* Records for this exercise
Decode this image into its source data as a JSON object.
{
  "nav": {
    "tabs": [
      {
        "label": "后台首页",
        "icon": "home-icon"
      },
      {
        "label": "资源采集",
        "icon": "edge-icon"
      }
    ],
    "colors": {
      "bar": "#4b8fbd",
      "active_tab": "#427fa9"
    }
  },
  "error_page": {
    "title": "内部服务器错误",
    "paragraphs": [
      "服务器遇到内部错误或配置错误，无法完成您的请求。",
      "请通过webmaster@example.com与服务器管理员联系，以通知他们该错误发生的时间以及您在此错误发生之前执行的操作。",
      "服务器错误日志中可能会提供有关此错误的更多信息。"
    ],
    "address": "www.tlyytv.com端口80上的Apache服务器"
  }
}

* Objective
Return the full listing, character for character.

* Exercise result
Decode this image into its source data as a JSON object.
{
  "nav": {
    "tabs": [
      {
        "label": "后台首页",
        "icon": "home-icon"
      },
      {
        "label": "资源采集",
        "icon": "edge-icon"
      }
    ],
    "colors": {
      "bar": "#4b8fbd",
      "active_tab": "#427fa9"
    }
  },
  "error_page": {
    "title": "内部服务器错误",
    "paragraphs": [
      "服务器遇到内部错误或配置错误，无法完成您的请求。",
      "请通过webmaster@example.com与服务器管理员联系，以通知他们该错误发生的时间以及您在此错误发生之前执行的操作。",
      "服务器错误日志中可能会提供有关此错误的更多信息。"
    ],
    "address": "www.tlyytv.com端口80上的Apache服务器"
  }
}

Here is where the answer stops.